YOUR GOAL ▸ Retype every entry exactly, character for character.

RECORDS SUPPLIED ▸
######

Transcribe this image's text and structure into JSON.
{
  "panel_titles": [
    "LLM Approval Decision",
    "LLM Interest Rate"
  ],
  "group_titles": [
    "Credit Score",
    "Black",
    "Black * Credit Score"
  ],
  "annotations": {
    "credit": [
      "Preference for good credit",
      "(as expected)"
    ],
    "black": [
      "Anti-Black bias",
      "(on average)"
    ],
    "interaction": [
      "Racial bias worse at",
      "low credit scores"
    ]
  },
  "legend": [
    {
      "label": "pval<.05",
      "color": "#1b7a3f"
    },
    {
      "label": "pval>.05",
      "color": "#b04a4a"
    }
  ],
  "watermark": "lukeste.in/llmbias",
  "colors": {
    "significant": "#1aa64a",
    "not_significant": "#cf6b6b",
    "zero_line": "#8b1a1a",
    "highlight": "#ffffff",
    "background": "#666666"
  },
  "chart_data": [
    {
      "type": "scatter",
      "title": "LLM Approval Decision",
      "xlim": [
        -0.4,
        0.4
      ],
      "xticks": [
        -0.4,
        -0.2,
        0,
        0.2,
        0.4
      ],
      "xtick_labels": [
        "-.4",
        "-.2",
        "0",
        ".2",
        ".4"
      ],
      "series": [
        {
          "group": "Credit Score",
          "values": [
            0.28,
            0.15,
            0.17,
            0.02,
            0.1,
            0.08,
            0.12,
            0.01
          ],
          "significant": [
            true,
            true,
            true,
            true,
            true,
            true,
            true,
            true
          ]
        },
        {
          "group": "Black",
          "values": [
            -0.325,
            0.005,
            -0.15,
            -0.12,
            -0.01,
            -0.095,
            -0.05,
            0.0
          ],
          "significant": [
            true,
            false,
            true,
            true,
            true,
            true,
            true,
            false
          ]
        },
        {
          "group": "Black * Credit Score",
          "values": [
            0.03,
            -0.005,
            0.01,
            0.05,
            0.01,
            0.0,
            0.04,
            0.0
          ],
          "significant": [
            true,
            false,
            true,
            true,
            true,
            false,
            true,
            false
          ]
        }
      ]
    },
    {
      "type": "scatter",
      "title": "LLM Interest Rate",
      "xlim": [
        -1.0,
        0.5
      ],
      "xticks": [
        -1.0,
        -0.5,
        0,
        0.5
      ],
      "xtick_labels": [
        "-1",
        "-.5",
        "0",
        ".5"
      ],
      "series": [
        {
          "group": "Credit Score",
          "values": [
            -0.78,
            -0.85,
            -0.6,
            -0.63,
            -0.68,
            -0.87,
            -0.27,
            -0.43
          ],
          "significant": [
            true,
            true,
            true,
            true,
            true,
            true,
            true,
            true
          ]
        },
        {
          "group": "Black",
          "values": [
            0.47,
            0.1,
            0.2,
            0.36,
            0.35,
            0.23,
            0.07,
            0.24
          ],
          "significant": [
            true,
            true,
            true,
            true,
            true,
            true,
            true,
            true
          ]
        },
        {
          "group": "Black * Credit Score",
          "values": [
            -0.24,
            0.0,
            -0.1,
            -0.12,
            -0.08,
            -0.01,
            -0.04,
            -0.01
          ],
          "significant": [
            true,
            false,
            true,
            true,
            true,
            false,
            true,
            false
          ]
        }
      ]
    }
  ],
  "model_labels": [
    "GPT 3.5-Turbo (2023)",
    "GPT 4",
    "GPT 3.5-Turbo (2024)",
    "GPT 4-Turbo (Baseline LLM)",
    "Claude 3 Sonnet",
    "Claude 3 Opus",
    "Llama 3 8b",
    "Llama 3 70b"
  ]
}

######

RESPONSE ▸
Transcribe this image's text and structure into JSON.
{
  "panel_titles": [
    "LLM Approval Decision",
    "LLM Interest Rate"
  ],
  "group_titles": [
    "Credit Score",
    "Black",
    "Black * Credit Score"
  ],
  "annotations": {
    "credit": [
      "Preference for good credit",
      "(as expected)"
    ],
    "black": [
      "Anti-Black bias",
      "(on average)"
    ],
    "interaction": [
      "Racial bias worse at",
      "low credit scores"
    ]
  },
  "legend": [
    {
      "label": "pval<.05",
      "color": "#1b7a3f"
    },
    {
      "label": "pval>.05",
      "color": "#b04a4a"
    }
  ],
  "watermark": "lukeste.in/llmbias",
  "colors": {
    "significant": "#1aa64a",
    "not_significant": "#cf6b6b",
    "zero_line": "#8b1a1a",
    "highlight": "#ffffff",
    "background": "#666666"
  },
  "chart_data": [
    {
      "type": "scatter",
      "title": "LLM Approval Decision",
      "xlim": [
        -0.4,
        0.4
      ],
      "xticks": [
        -0.4,
        -0.2,
        0,
        0.2,
        0.4
      ],
      "xtick_labels": [
        "-.4",
        "-.2",
        "0",
        ".2",
        ".4"
      ],
      "series": [
        {
          "group": "Credit Score",
          "values": [
            0.28,
            0.15,
            0.17,
            0.02,
            0.1,
            0.08,
            0.12,
            0.01
          ],
          "significant": [
            true,
            true,
            true,
            true,
            true,
            true,
            true,
            true
          ]
        },
        {
          "group": "Black",
          "values": [
            -0.325,
            0.005,
            -0.15,
            -0.12,
            -0.01,
            -0.095,
            -0.05,
            0.0
          ],
          "significant": [
            true,
            false,
            true,
            true,
            true,
            true,
            true,
            false
          ]
        },
        {
          "group": "Black * Credit Score",
          "values": [
            0.03,
            -0.005,
            0.01,
            0.05,
            0.01,
            0.0,
            0.04,
            0.0
          ],
          "significant": [
            true,
            false,
            true,
            true,
            true,
            false,
            true,
            false
          ]
        }
      ]
    },
    {
      "type": "scatter",
      "title": "LLM Interest Rate",
      "xlim": [
        -1.0,
        0.5
      ],
      "xticks": [
        -1.0,
        -0.5,
        0,
        0.5
      ],
      "xtick_labels": [
        "-1",
        "-.5",
        "0",
        ".5"
      ],
      "series": [
        {
          "group": "Credit Score",
          "values": [
            -0.78,
            -0.85,
            -0.6,
            -0.63,
            -0.68,
            -0.87,
            -0.27,
            -0.43
          ],
          "significant": [
            true,
            true,
            true,
            true,
            true,
            true,
            true,
            true
          ]
        },
        {
          "group": "Black",
          "values": [
            0.47,
            0.1,
            0.2,
            0.36,
            0.35,
            0.23,
            0.07,
            0.24
          ],
          "significant": [
            true,
            true,
            true,
            true,
            true,
            true,
            true,
            true
          ]
        },
        {
          "group": "Black * Credit Score",
          "values": [
            -0.24,
            0.0,
            -0.1,
            -0.12,
            -0.08,
            -0.01,
            -0.04,
            -0.01
          ],
          "significant": [
            true,
            false,
            true,
            true,
            true,
            false,
            true,
            false
          ]
        }
      ]
    }
  ],
  "model_labels": [
    "GPT 3.5-Turbo (2023)",
    "GPT 4",
    "GPT 3.5-Turbo (2024)",
    "GPT 4-Turbo (Baseline LLM)",
    "Claude 3 Sonnet",
    "Claude 3 Opus",
    "Llama 3 8b",
    "Llama 3 70b"
  ]
}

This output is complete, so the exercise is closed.